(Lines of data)
--------------------------------------------------

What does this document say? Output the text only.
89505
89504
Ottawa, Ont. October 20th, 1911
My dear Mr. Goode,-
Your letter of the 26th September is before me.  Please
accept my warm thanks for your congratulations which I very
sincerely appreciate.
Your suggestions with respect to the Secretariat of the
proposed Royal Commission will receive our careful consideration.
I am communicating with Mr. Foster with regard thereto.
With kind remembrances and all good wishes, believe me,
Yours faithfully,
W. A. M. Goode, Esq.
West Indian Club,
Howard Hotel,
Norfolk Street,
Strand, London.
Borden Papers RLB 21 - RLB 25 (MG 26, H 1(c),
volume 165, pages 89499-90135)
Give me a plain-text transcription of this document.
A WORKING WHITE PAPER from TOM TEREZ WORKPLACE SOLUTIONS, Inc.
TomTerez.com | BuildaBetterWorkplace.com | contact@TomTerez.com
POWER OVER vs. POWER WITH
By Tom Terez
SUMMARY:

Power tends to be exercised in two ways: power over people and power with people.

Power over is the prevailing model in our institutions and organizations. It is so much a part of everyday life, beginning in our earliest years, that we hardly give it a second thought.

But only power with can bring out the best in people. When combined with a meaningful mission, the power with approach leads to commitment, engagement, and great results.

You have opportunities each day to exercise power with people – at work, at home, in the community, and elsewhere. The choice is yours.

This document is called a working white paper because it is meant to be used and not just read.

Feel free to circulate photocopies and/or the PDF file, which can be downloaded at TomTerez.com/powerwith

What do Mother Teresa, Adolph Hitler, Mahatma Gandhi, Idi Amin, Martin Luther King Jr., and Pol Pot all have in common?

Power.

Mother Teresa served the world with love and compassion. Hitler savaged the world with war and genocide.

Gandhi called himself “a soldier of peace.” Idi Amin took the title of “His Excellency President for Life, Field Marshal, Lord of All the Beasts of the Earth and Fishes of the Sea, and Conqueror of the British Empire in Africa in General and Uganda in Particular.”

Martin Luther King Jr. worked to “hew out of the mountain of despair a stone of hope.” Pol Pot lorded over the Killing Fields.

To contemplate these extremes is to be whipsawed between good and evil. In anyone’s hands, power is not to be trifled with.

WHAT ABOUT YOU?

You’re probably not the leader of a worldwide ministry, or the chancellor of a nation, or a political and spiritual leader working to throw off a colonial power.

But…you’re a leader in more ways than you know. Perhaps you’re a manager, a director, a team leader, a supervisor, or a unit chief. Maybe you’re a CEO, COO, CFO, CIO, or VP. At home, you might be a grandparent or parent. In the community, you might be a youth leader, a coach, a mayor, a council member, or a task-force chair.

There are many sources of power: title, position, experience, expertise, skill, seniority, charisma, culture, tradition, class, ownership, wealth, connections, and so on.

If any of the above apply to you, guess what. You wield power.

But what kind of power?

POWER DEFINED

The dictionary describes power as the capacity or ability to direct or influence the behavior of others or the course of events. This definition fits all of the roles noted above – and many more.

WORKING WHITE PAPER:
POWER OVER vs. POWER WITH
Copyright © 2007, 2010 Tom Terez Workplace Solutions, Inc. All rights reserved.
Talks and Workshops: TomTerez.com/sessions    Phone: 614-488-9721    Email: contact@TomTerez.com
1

--------------------------------------------------

# Required task
Print the whole listing again, exactly.

# Written answer
What does this document say? Output the text only.
89505
89504
Ottawa, Ont. October 20th, 1911
My dear Mr. Goode,-
Your letter of the 26th September is before me.  Please
accept my warm thanks for your congratulations which I very
sincerely appreciate.
Your suggestions with respect to the Secretariat of the
proposed Royal Commission will receive our careful consideration.
I am communicating with Mr. Foster with regard thereto.
With kind remembrances and all good wishes, believe me,
Yours faithfully,
W. A. M. Goode, Esq.
West Indian Club,
Howard Hotel,
Norfolk Street,
Strand, London.
Borden Papers RLB 21 - RLB 25 (MG 26, H 1(c),
volume 165, pages 89499-90135)
Give me a plain-text transcription of this document.
A WORKING WHITE PAPER from TOM TEREZ WORKPLACE SOLUTIONS, Inc.
TomTerez.com | BuildaBetterWorkplace.com | contact@TomTerez.com
POWER OVER vs. POWER WITH
By Tom Terez
SUMMARY:

Power tends to be exercised in two ways: power over people and power with people.

Power over is the prevailing model in our institutions and organizations. It is so much a part of everyday life, beginning in our earliest years, that we hardly give it a second thought.

But only power with can bring out the best in people. When combined with a meaningful mission, the power with approach leads to commitment, engagement, and great results.

You have opportunities each day to exercise power with people – at work, at home, in the community, and elsewhere. The choice is yours.

This document is called a working white paper because it is meant to be used and not just read.

Feel free to circulate photocopies and/or the PDF file, which can be downloaded at TomTerez.com/powerwith

What do Mother Teresa, Adolph Hitler, Mahatma Gandhi, Idi Amin, Martin Luther King Jr., and Pol Pot all have in common?

Power.

Mother Teresa served the world with love and compassion. Hitler savaged the world with war and genocide.

Gandhi called himself “a soldier of peace.” Idi Amin took the title of “His Excellency President for Life, Field Marshal, Lord of All the Beasts of the Earth and Fishes of the Sea, and Conqueror of the British Empire in Africa in General and Uganda in Particular.”

Martin Luther King Jr. worked to “hew out of the mountain of despair a stone of hope.” Pol Pot lorded over the Killing Fields.

To contemplate these extremes is to be whipsawed between good and evil. In anyone’s hands, power is not to be trifled with.

WHAT ABOUT YOU?

You’re probably not the leader of a worldwide ministry, or the chancellor of a nation, or a political and spiritual leader working to throw off a colonial power.

But…you’re a leader in more ways than you know. Perhaps you’re a manager, a director, a team leader, a supervisor, or a unit chief. Maybe you’re a CEO, COO, CFO, CIO, or VP. At home, you might be a grandparent or parent. In the community, you might be a youth leader, a coach, a mayor, a council member, or a task-force chair.

There are many sources of power: title, position, experience, expertise, skill, seniority, charisma, culture, tradition, class, ownership, wealth, connections, and so on.

If any of the above apply to you, guess what. You wield power.

But what kind of power?

POWER DEFINED

The dictionary describes power as the capacity or ability to direct or influence the behavior of others or the course of events. This definition fits all of the roles noted above – and many more.

WORKING WHITE PAPER:
POWER OVER vs. POWER WITH
Copyright © 2007, 2010 Tom Terez Workplace Solutions, Inc. All rights reserved.
Talks and Workshops: TomTerez.com/sessions    Phone: 614-488-9721    Email: contact@TomTerez.com
1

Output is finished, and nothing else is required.